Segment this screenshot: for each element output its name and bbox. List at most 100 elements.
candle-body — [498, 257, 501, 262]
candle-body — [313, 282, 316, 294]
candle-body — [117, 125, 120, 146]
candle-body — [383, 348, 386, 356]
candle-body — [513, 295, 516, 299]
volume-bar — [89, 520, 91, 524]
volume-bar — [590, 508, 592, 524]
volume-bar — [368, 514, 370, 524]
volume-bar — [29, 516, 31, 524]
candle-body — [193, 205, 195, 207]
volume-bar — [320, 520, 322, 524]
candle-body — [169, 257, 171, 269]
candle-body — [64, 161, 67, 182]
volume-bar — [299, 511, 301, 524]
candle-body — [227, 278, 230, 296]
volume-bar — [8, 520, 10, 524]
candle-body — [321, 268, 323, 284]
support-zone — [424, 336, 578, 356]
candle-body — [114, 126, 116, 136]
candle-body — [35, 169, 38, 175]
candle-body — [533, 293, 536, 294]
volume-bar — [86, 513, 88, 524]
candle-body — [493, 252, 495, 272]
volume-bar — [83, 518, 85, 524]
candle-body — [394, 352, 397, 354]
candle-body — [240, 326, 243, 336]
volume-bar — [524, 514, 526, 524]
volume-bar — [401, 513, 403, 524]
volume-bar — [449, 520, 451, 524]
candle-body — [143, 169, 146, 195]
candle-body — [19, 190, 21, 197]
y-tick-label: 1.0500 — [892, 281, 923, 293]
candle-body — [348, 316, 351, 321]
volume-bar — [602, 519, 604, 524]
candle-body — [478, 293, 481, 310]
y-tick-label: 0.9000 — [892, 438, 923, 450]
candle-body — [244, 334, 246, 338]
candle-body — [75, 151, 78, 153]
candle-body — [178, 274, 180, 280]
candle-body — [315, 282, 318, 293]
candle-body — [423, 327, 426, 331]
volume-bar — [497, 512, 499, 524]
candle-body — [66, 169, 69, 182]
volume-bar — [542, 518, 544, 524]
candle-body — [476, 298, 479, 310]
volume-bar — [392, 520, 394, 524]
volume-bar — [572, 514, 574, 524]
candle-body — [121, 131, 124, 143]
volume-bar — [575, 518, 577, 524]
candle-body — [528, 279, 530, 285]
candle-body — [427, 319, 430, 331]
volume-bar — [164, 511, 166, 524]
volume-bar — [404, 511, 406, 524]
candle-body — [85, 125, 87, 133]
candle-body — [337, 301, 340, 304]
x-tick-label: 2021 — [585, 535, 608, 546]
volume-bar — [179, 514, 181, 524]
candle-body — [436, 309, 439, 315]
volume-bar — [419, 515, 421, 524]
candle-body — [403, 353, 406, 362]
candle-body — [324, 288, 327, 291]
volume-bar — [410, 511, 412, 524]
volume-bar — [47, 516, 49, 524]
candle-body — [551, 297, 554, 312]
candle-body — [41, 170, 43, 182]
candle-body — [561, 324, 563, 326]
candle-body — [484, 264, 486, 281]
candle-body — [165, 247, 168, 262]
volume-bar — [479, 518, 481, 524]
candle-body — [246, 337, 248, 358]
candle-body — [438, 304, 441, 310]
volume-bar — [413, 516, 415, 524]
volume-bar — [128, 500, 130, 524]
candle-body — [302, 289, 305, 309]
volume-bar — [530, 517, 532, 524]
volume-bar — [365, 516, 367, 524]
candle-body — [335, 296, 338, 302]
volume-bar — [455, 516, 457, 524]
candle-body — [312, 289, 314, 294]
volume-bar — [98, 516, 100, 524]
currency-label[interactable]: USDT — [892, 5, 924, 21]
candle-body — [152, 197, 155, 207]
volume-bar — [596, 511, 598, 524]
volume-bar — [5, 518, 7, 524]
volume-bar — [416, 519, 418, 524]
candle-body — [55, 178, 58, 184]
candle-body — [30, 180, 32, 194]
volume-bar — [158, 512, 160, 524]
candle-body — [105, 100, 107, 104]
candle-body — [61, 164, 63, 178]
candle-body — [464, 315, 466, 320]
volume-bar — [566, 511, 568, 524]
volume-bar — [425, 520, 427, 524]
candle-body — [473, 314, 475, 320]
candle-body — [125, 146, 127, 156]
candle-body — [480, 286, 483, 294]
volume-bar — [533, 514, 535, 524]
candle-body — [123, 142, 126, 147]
※
» EXERCISE DIRECTIONS
Copy the material exactly, from the start through the line containing "candle-body — [394, 352, 397, 354]", both ends included.

» REPLY
Segment this screenshot: for each element output its name and bbox. List at most 100 elements.
candle-body — [498, 257, 501, 262]
candle-body — [313, 282, 316, 294]
candle-body — [117, 125, 120, 146]
candle-body — [383, 348, 386, 356]
candle-body — [513, 295, 516, 299]
volume-bar — [89, 520, 91, 524]
volume-bar — [590, 508, 592, 524]
volume-bar — [368, 514, 370, 524]
volume-bar — [29, 516, 31, 524]
candle-body — [193, 205, 195, 207]
volume-bar — [320, 520, 322, 524]
candle-body — [169, 257, 171, 269]
candle-body — [64, 161, 67, 182]
volume-bar — [299, 511, 301, 524]
candle-body — [227, 278, 230, 296]
volume-bar — [8, 520, 10, 524]
candle-body — [321, 268, 323, 284]
support-zone — [424, 336, 578, 356]
candle-body — [114, 126, 116, 136]
candle-body — [35, 169, 38, 175]
candle-body — [533, 293, 536, 294]
volume-bar — [86, 513, 88, 524]
candle-body — [493, 252, 495, 272]
volume-bar — [83, 518, 85, 524]
candle-body — [394, 352, 397, 354]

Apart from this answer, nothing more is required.